STATED TASK: Make an exact copy of all the entries below, with the pictures left out.

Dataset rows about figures
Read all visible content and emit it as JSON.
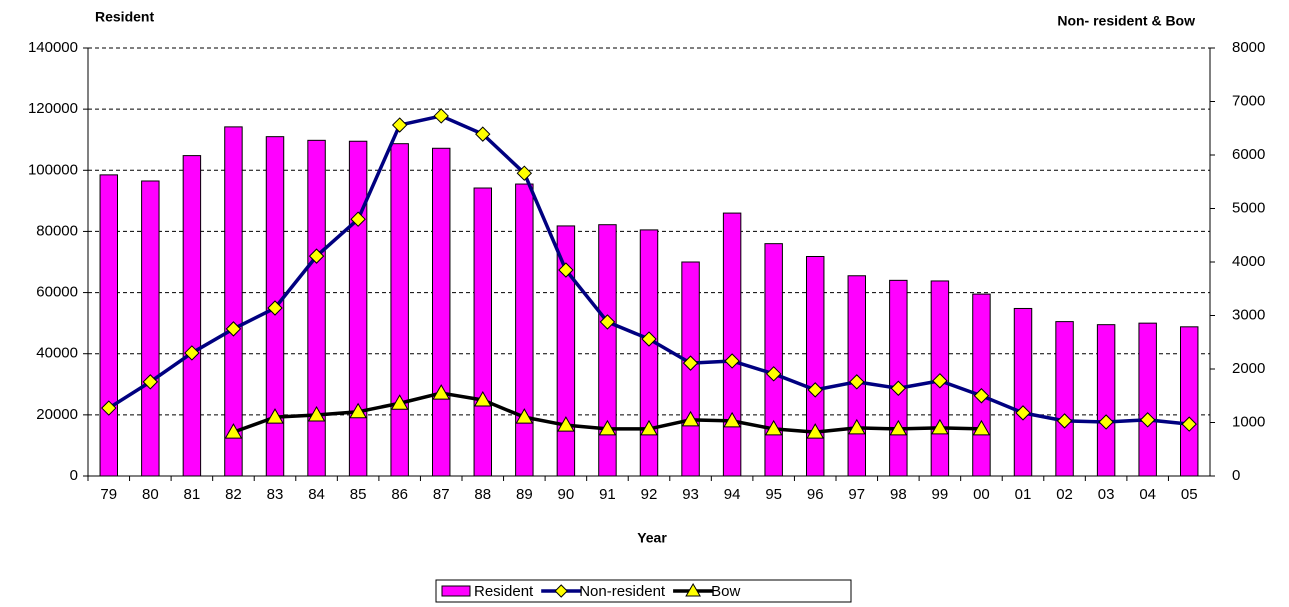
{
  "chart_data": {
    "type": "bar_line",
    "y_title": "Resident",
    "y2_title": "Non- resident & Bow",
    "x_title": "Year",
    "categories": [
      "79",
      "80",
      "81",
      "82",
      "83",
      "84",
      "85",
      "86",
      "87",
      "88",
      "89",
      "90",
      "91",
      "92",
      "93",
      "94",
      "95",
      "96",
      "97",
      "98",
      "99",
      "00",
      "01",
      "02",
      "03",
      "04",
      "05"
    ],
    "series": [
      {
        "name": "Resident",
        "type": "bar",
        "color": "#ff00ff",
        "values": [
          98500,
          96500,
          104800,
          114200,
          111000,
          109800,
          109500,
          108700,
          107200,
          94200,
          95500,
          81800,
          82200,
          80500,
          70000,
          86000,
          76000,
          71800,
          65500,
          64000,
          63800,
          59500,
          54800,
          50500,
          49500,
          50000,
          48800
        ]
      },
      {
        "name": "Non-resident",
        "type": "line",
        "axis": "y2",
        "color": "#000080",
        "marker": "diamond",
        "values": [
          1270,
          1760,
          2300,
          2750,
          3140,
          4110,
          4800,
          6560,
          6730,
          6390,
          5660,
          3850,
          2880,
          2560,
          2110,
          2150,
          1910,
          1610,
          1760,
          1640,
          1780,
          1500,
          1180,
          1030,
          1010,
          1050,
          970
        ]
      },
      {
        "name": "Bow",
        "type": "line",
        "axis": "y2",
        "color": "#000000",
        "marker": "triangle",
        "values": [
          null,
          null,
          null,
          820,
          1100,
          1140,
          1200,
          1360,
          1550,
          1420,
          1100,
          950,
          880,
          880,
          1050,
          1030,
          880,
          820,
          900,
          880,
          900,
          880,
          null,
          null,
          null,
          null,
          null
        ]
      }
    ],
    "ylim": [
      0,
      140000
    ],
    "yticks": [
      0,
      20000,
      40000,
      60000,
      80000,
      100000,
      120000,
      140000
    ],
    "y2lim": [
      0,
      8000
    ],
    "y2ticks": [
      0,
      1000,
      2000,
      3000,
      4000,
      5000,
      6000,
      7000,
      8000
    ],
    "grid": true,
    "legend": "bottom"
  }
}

THE RESULT:
Read all visible content and emit it as JSON.
{
  "chart_data": {
    "type": "bar_line",
    "y_title": "Resident",
    "y2_title": "Non- resident & Bow",
    "x_title": "Year",
    "categories": [
      "79",
      "80",
      "81",
      "82",
      "83",
      "84",
      "85",
      "86",
      "87",
      "88",
      "89",
      "90",
      "91",
      "92",
      "93",
      "94",
      "95",
      "96",
      "97",
      "98",
      "99",
      "00",
      "01",
      "02",
      "03",
      "04",
      "05"
    ],
    "series": [
      {
        "name": "Resident",
        "type": "bar",
        "color": "#ff00ff",
        "values": [
          98500,
          96500,
          104800,
          114200,
          111000,
          109800,
          109500,
          108700,
          107200,
          94200,
          95500,
          81800,
          82200,
          80500,
          70000,
          86000,
          76000,
          71800,
          65500,
          64000,
          63800,
          59500,
          54800,
          50500,
          49500,
          50000,
          48800
        ]
      },
      {
        "name": "Non-resident",
        "type": "line",
        "axis": "y2",
        "color": "#000080",
        "marker": "diamond",
        "values": [
          1270,
          1760,
          2300,
          2750,
          3140,
          4110,
          4800,
          6560,
          6730,
          6390,
          5660,
          3850,
          2880,
          2560,
          2110,
          2150,
          1910,
          1610,
          1760,
          1640,
          1780,
          1500,
          1180,
          1030,
          1010,
          1050,
          970
        ]
      },
      {
        "name": "Bow",
        "type": "line",
        "axis": "y2",
        "color": "#000000",
        "marker": "triangle",
        "values": [
          null,
          null,
          null,
          820,
          1100,
          1140,
          1200,
          1360,
          1550,
          1420,
          1100,
          950,
          880,
          880,
          1050,
          1030,
          880,
          820,
          900,
          880,
          900,
          880,
          null,
          null,
          null,
          null,
          null
        ]
      }
    ],
    "ylim": [
      0,
      140000
    ],
    "yticks": [
      0,
      20000,
      40000,
      60000,
      80000,
      100000,
      120000,
      140000
    ],
    "y2lim": [
      0,
      8000
    ],
    "y2ticks": [
      0,
      1000,
      2000,
      3000,
      4000,
      5000,
      6000,
      7000,
      8000
    ],
    "grid": true,
    "legend": "bottom"
  }
}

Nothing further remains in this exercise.